Objective = Every line that contains the word "JSON" should be copied.

┌─ Entries supplied

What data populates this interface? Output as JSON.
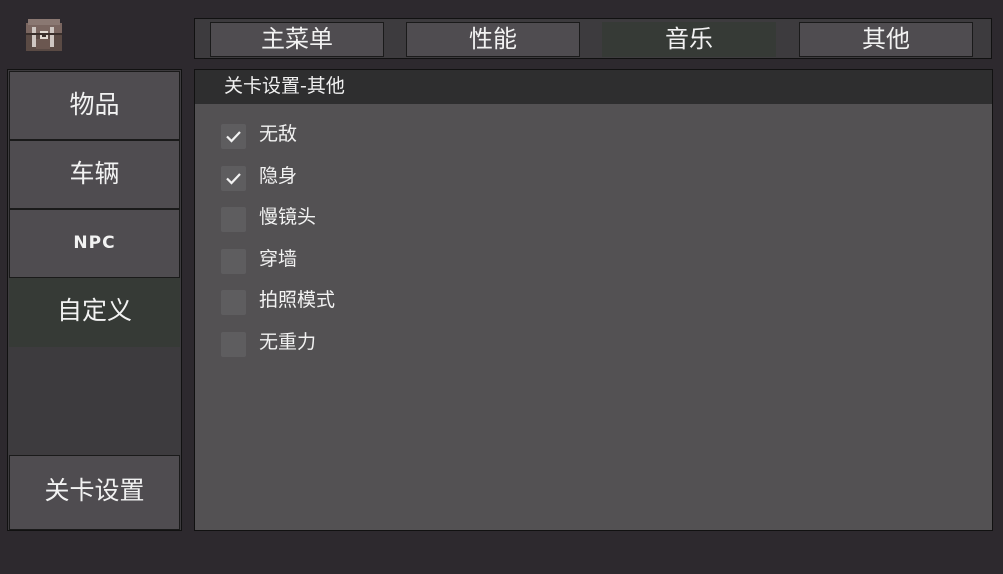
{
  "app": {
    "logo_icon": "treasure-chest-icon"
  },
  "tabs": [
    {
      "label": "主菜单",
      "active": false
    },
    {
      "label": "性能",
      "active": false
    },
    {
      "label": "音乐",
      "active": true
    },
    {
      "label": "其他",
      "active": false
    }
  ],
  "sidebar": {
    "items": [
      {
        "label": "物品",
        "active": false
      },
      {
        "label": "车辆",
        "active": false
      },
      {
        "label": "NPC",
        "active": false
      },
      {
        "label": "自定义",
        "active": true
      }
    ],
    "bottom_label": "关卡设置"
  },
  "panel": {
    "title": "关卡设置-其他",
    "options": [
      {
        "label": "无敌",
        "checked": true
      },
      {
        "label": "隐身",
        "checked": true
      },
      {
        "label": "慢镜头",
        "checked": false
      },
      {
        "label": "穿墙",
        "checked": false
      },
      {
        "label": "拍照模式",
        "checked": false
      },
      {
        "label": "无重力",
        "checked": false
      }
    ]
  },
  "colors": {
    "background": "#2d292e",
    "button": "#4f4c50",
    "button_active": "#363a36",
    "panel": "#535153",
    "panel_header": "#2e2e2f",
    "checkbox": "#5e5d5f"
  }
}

└─
┌─ Entries supplied

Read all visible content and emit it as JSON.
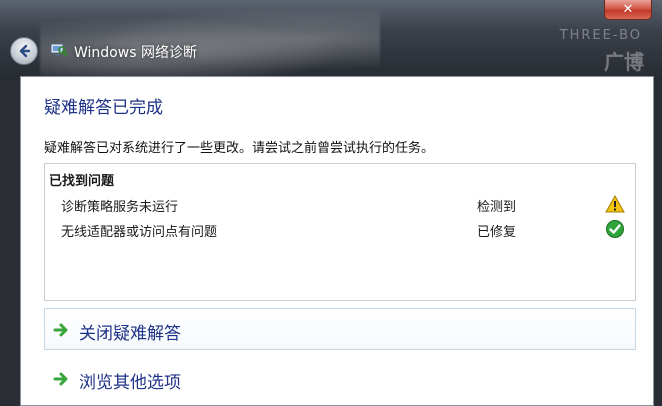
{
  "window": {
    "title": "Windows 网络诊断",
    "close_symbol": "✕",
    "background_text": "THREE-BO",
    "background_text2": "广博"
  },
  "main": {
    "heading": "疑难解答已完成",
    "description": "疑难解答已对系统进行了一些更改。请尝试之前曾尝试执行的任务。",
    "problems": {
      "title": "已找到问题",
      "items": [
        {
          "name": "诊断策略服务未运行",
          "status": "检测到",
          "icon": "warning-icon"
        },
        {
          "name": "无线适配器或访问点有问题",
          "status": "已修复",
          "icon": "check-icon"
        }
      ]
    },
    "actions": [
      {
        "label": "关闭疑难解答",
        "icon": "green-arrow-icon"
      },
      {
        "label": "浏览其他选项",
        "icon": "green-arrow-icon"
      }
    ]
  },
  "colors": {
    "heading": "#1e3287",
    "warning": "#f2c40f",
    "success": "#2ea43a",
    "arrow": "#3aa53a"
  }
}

└─
┌─ Entries supplied

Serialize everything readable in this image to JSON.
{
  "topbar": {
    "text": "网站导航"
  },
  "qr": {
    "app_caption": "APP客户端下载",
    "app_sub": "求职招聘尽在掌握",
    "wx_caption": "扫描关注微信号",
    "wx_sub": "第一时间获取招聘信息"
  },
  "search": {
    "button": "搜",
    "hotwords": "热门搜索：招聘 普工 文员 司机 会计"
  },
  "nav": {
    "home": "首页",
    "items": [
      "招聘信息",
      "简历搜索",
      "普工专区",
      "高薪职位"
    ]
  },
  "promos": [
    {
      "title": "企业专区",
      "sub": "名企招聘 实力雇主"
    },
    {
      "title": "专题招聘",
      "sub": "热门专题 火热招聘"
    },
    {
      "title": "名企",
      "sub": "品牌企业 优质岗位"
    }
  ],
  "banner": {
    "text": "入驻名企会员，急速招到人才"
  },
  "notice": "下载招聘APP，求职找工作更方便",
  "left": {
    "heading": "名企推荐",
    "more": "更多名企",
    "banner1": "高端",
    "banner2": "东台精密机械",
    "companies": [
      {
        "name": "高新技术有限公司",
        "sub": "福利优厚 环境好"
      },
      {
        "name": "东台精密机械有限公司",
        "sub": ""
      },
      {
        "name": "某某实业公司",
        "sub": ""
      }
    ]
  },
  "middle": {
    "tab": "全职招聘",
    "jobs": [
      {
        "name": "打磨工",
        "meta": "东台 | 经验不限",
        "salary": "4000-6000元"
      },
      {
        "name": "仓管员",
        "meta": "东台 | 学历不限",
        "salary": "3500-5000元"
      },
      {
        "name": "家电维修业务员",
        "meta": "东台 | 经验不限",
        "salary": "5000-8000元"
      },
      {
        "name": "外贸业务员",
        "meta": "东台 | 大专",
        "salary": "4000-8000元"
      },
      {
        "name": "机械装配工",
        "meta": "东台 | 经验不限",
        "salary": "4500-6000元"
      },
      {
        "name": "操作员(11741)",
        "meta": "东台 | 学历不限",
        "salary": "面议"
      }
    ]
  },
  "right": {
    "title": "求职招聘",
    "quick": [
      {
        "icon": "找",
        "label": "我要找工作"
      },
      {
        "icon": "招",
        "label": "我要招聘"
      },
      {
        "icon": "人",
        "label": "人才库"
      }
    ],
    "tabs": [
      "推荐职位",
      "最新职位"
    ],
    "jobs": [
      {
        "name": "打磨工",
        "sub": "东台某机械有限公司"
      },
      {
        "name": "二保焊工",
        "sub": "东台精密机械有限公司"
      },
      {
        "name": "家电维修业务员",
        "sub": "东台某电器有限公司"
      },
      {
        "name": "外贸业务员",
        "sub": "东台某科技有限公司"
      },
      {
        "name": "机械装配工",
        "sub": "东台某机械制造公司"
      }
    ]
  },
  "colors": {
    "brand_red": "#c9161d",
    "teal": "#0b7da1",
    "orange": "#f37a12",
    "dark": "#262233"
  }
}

└─

Task response =
What data populates this interface? Output as JSON.
Read all visible content and emit it as JSON.
Serialize everything readable in this image to JSON.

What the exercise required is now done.